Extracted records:
● ● ●
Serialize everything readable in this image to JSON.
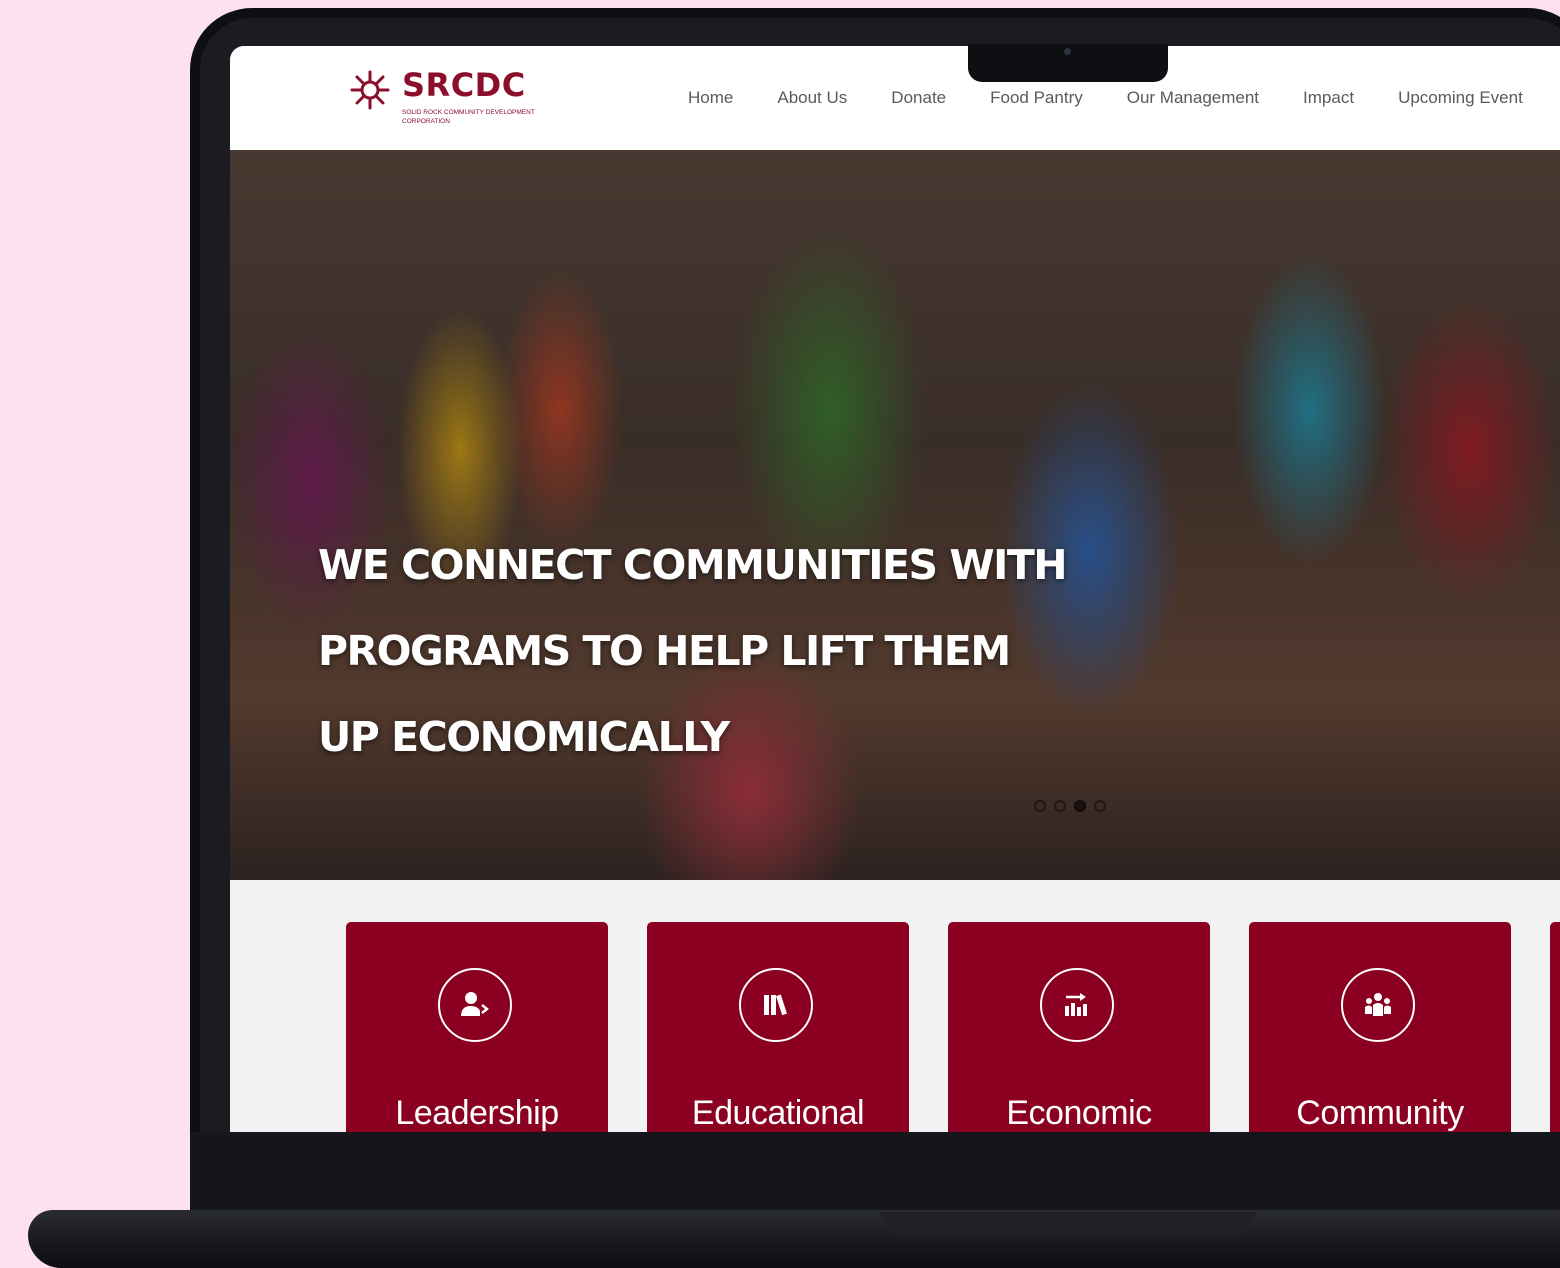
{
  "brand": {
    "name": "SRCDC",
    "tagline": "Solid Rock Community Development Corporation",
    "color": "#8b0f2a"
  },
  "nav": {
    "items": [
      "Home",
      "About Us",
      "Donate",
      "Food Pantry",
      "Our Management",
      "Impact",
      "Upcoming Event"
    ]
  },
  "hero": {
    "headline": "WE CONNECT COMMUNITIES WITH PROGRAMS TO HELP LIFT THEM UP ECONOMICALLY",
    "line1": "WE CONNECT COMMUNITIES WITH",
    "line2": "PROGRAMS TO HELP LIFT THEM",
    "line3": "UP ECONOMICALLY",
    "slides": 4,
    "active_slide": 3
  },
  "programs": [
    {
      "label": "Leadership",
      "icon": "leadership-icon"
    },
    {
      "label": "Educational",
      "icon": "books-icon"
    },
    {
      "label": "Economic",
      "icon": "growth-chart-icon"
    },
    {
      "label": "Community",
      "icon": "people-icon"
    }
  ],
  "colors": {
    "card": "#8b0020",
    "background": "#fde1f1"
  }
}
● ● ●
■ **Work to be completed**
Omit the pictures, then quote the rest of the material above exactly.

■ **Correct result**
Serialize everything readable in this image to JSON.
{
  "brand": {
    "name": "SRCDC",
    "tagline": "Solid Rock Community Development Corporation",
    "color": "#8b0f2a"
  },
  "nav": {
    "items": [
      "Home",
      "About Us",
      "Donate",
      "Food Pantry",
      "Our Management",
      "Impact",
      "Upcoming Event"
    ]
  },
  "hero": {
    "headline": "WE CONNECT COMMUNITIES WITH PROGRAMS TO HELP LIFT THEM UP ECONOMICALLY",
    "line1": "WE CONNECT COMMUNITIES WITH",
    "line2": "PROGRAMS TO HELP LIFT THEM",
    "line3": "UP ECONOMICALLY",
    "slides": 4,
    "active_slide": 3
  },
  "programs": [
    {
      "label": "Leadership",
      "icon": "leadership-icon"
    },
    {
      "label": "Educational",
      "icon": "books-icon"
    },
    {
      "label": "Economic",
      "icon": "growth-chart-icon"
    },
    {
      "label": "Community",
      "icon": "people-icon"
    }
  ],
  "colors": {
    "card": "#8b0020",
    "background": "#fde1f1"
  }
}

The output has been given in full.